── RAW RECORDS ──

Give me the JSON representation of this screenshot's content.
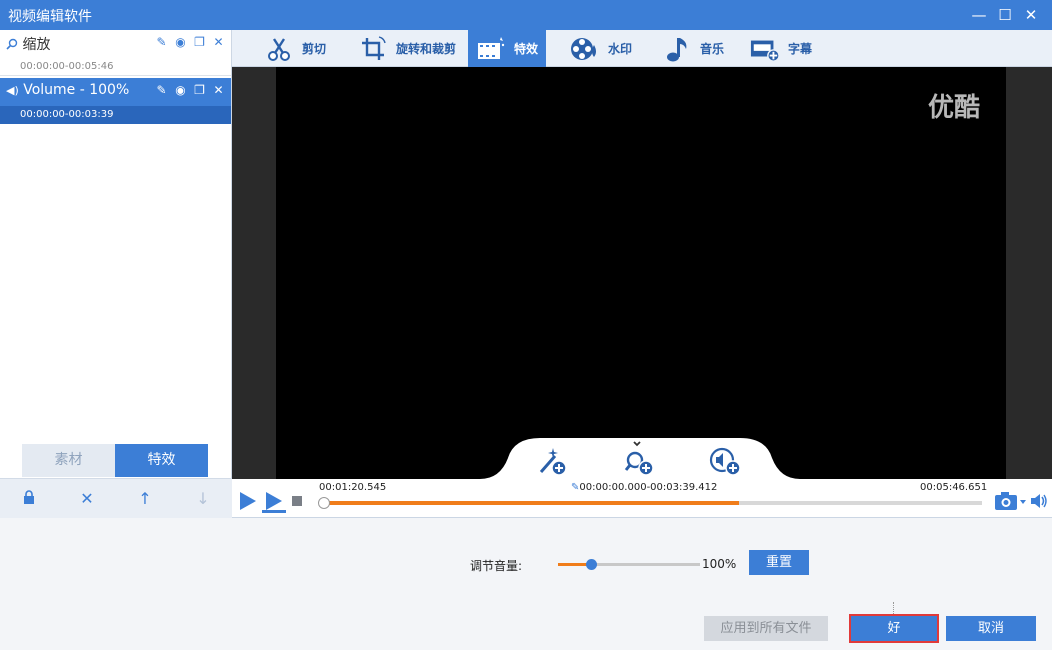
{
  "window": {
    "title": "视频编辑软件",
    "minimize_glyph": "—",
    "maximize_glyph": "☐",
    "close_glyph": "✕"
  },
  "layers": [
    {
      "name": "缩放",
      "time": "00:00:00-00:05:46",
      "selected": false
    },
    {
      "name": "Volume - 100%",
      "time": "00:00:00-00:03:39",
      "selected": true
    }
  ],
  "left_tabs": {
    "material": "素材",
    "effects": "特效",
    "active": "effects"
  },
  "toolbar_tabs": [
    {
      "label": "剪切",
      "icon": "cut-icon"
    },
    {
      "label": "旋转和裁剪",
      "icon": "crop-rotate-icon"
    },
    {
      "label": "特效",
      "icon": "effects-icon",
      "active": true
    },
    {
      "label": "水印",
      "icon": "watermark-icon"
    },
    {
      "label": "音乐",
      "icon": "music-note-icon"
    },
    {
      "label": "字幕",
      "icon": "subtitle-icon"
    }
  ],
  "video": {
    "watermark": "优酷"
  },
  "timeline": {
    "current_time": "00:01:20.545",
    "range": "00:00:00.000-00:03:39.412",
    "total_time": "00:05:46.651",
    "progress_fill": 0.63,
    "handle_pos": 0.0
  },
  "volume": {
    "label": "调节音量:",
    "value_text": "100%",
    "level": 0.23
  },
  "buttons": {
    "reset": "重置",
    "apply_all": "应用到所有文件",
    "ok": "好",
    "cancel": "取消"
  },
  "colors": {
    "accent": "#3c7ed6",
    "progress": "#f07d1a",
    "focus": "#e13a3a"
  }
}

───

Return the full material word for word. Do not include the pictures.

Give me the JSON representation of this screenshot's content.
{
  "window": {
    "title": "视频编辑软件",
    "minimize_glyph": "—",
    "maximize_glyph": "☐",
    "close_glyph": "✕"
  },
  "layers": [
    {
      "name": "缩放",
      "time": "00:00:00-00:05:46",
      "selected": false
    },
    {
      "name": "Volume - 100%",
      "time": "00:00:00-00:03:39",
      "selected": true
    }
  ],
  "left_tabs": {
    "material": "素材",
    "effects": "特效",
    "active": "effects"
  },
  "toolbar_tabs": [
    {
      "label": "剪切",
      "icon": "cut-icon"
    },
    {
      "label": "旋转和裁剪",
      "icon": "crop-rotate-icon"
    },
    {
      "label": "特效",
      "icon": "effects-icon",
      "active": true
    },
    {
      "label": "水印",
      "icon": "watermark-icon"
    },
    {
      "label": "音乐",
      "icon": "music-note-icon"
    },
    {
      "label": "字幕",
      "icon": "subtitle-icon"
    }
  ],
  "video": {
    "watermark": "优酷"
  },
  "timeline": {
    "current_time": "00:01:20.545",
    "range": "00:00:00.000-00:03:39.412",
    "total_time": "00:05:46.651",
    "progress_fill": 0.63,
    "handle_pos": 0.0
  },
  "volume": {
    "label": "调节音量:",
    "value_text": "100%",
    "level": 0.23
  },
  "buttons": {
    "reset": "重置",
    "apply_all": "应用到所有文件",
    "ok": "好",
    "cancel": "取消"
  },
  "colors": {
    "accent": "#3c7ed6",
    "progress": "#f07d1a",
    "focus": "#e13a3a"
  }
}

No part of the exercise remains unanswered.